THE REQUEST ::
Only the number is wanted: count the lines that contain "where".

-- start DATA SUPPLIED --

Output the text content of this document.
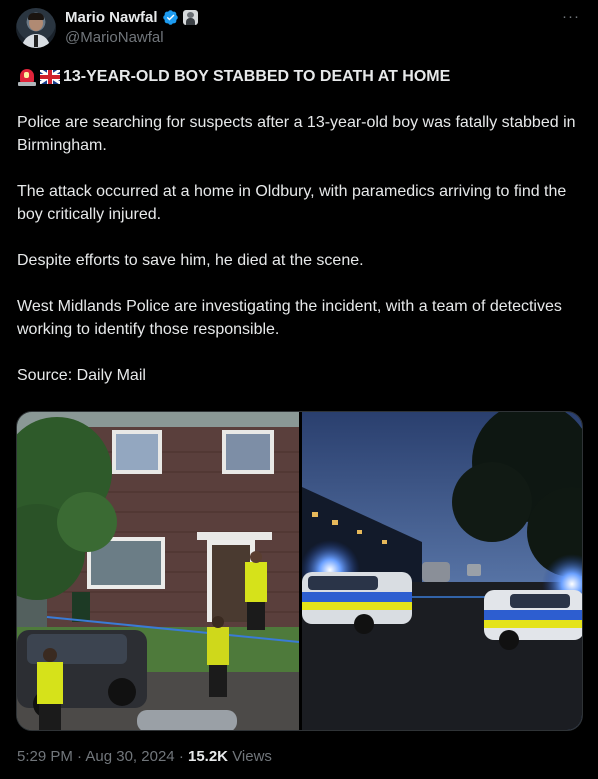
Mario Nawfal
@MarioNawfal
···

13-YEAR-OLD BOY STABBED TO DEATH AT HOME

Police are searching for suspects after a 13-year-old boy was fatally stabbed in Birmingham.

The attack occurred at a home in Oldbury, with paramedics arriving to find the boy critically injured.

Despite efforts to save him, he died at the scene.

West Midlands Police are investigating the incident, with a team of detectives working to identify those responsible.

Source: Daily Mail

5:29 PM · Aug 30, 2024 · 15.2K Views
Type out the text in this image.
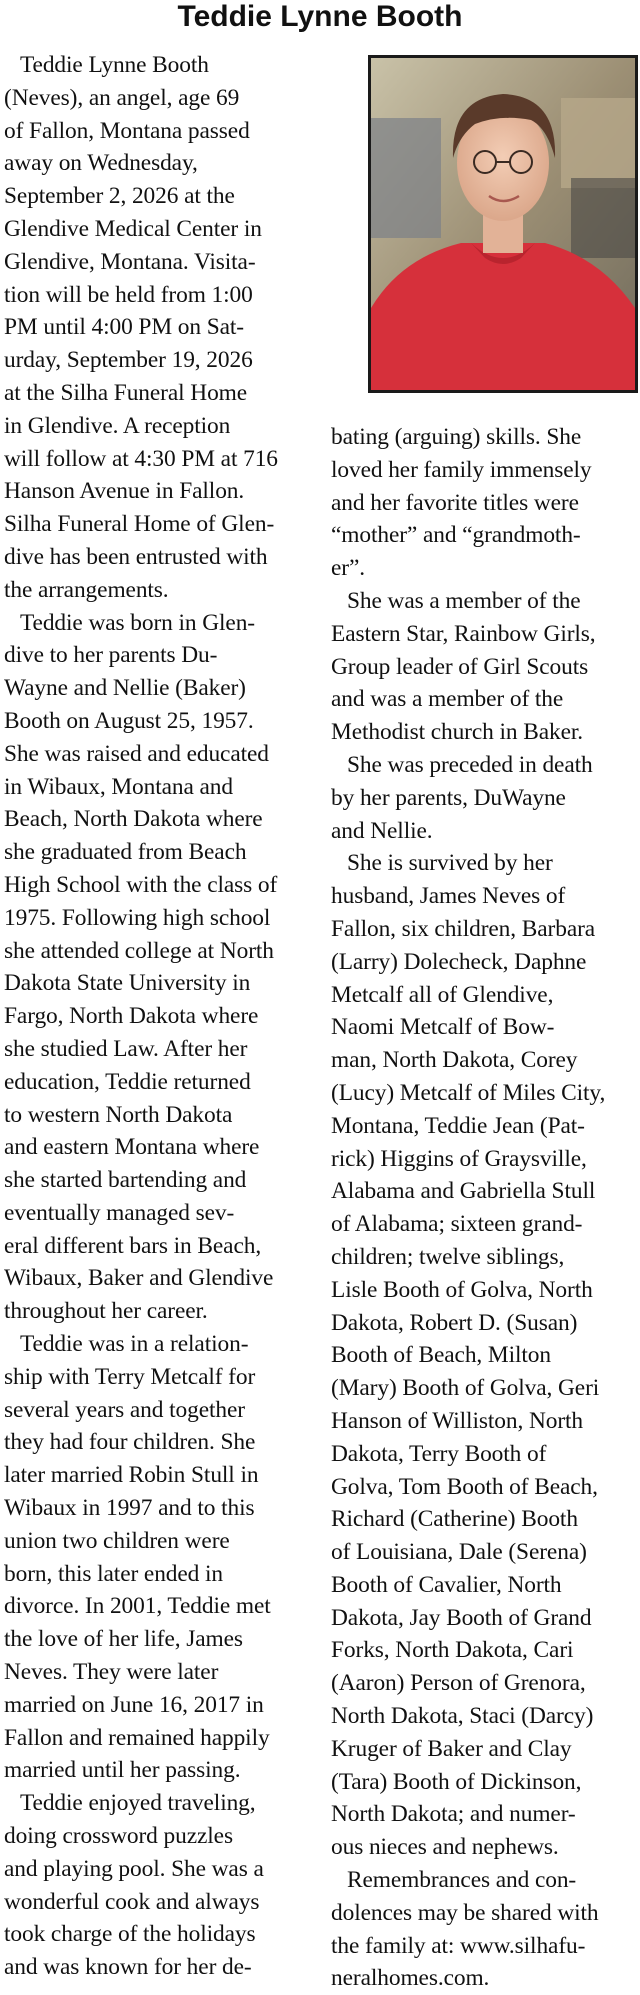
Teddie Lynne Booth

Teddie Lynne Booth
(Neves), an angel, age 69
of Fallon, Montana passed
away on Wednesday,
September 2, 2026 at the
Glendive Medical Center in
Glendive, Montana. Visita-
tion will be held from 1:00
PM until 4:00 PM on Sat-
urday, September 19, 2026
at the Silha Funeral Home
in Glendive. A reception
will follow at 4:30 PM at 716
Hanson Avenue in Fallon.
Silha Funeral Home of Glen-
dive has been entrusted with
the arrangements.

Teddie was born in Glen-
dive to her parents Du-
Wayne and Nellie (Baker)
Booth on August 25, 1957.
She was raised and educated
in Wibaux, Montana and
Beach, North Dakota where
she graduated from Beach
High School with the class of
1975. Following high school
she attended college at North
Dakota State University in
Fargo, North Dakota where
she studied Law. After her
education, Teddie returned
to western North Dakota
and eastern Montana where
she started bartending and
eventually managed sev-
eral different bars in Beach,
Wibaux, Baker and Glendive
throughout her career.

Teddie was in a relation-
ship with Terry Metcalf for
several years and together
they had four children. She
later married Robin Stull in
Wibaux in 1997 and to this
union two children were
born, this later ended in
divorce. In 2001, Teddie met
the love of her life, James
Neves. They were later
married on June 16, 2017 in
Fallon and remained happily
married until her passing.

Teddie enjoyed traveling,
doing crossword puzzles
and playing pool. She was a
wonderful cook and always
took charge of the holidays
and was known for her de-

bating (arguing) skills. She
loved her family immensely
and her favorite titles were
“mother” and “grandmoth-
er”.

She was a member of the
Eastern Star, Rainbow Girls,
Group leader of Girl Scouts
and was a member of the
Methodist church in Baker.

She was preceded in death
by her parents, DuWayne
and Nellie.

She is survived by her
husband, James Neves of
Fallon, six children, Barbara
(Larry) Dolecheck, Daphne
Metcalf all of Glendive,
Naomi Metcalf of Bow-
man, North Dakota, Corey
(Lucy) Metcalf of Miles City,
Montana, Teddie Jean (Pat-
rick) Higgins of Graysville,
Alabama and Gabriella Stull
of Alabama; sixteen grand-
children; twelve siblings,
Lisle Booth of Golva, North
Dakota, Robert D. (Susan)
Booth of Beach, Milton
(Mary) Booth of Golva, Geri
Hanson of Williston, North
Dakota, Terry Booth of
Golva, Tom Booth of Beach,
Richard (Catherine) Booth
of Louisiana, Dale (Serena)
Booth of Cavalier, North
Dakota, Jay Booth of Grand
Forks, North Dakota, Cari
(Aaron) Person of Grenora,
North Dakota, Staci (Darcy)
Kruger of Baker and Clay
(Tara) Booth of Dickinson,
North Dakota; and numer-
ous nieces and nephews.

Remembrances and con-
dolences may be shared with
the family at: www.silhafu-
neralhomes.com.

-- end DATA SUPPLIED --
-- start DATA SUPPLIED --

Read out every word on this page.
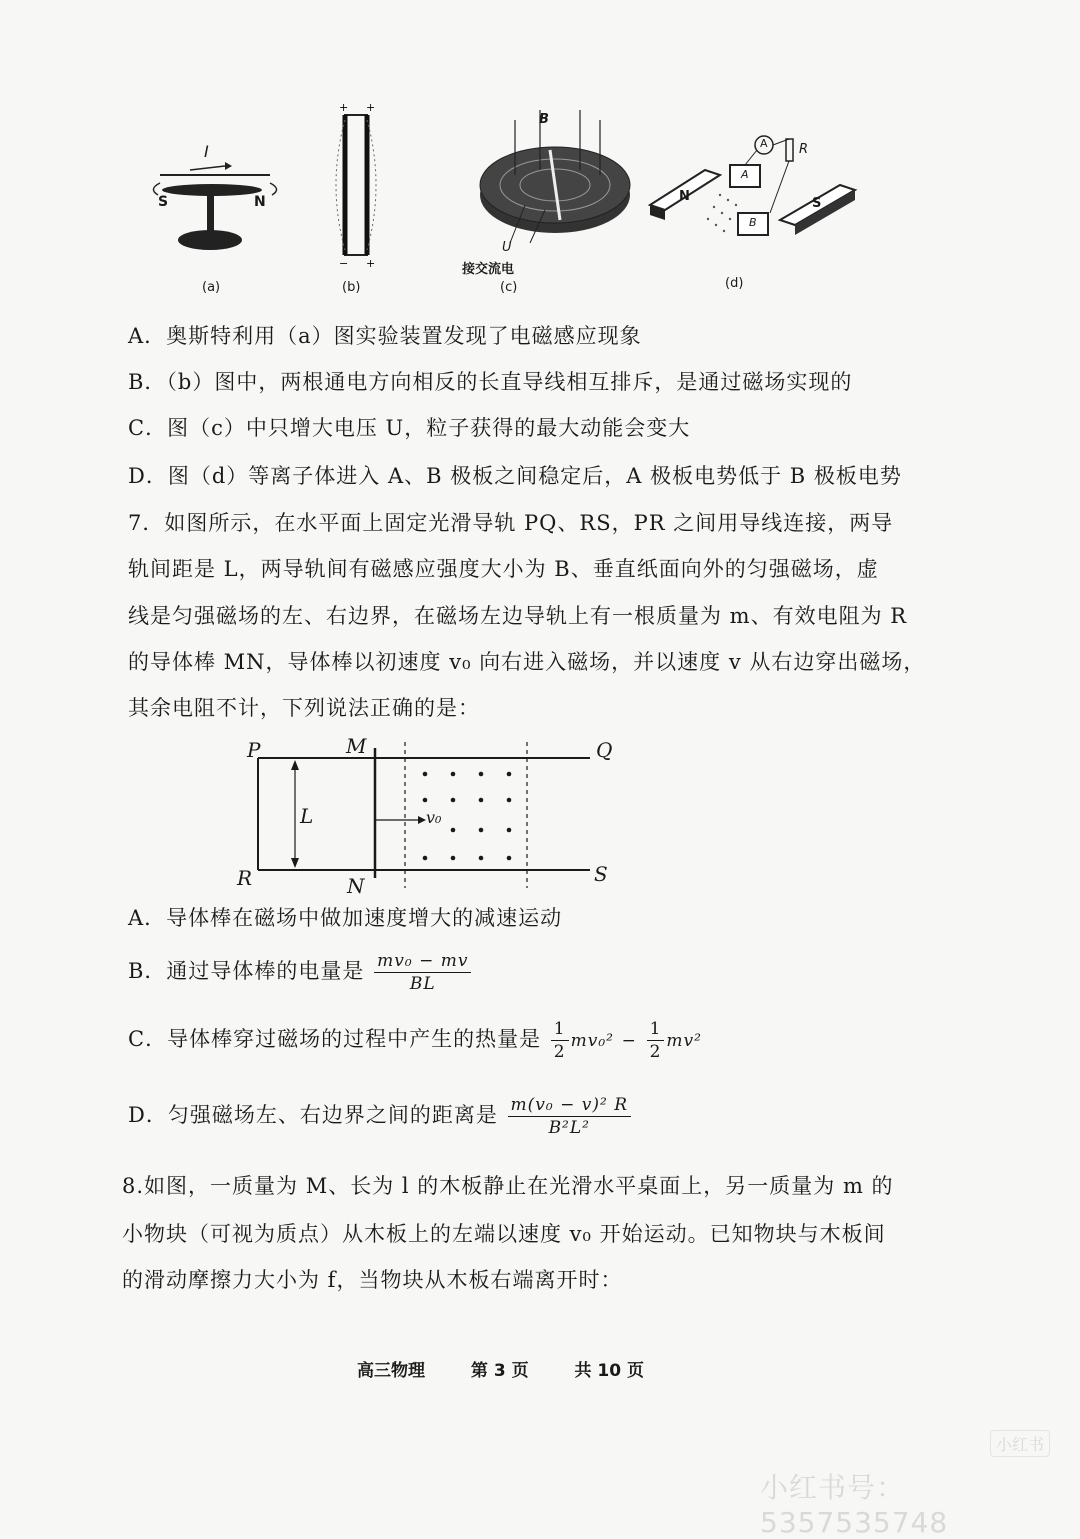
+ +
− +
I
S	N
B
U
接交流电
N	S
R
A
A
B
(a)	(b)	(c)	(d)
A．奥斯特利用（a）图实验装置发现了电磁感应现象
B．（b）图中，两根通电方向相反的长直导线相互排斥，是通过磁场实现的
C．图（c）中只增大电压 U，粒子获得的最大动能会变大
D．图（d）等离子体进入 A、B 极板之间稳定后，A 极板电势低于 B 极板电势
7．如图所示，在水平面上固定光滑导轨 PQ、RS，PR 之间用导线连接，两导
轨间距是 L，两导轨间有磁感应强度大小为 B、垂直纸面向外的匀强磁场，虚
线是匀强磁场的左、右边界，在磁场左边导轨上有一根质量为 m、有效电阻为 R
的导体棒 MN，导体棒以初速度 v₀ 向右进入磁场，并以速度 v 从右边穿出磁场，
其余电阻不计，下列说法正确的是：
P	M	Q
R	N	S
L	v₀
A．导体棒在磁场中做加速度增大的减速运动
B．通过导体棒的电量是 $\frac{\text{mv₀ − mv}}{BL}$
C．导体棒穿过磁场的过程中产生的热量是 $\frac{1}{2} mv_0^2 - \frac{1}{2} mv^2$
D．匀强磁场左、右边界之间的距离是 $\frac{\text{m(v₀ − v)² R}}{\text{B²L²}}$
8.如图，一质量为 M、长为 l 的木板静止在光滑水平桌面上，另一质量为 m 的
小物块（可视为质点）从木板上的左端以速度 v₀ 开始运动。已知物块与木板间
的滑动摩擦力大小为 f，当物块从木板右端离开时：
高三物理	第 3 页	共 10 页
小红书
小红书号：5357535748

-- end DATA SUPPLIED --

TASK ANSWER ::
3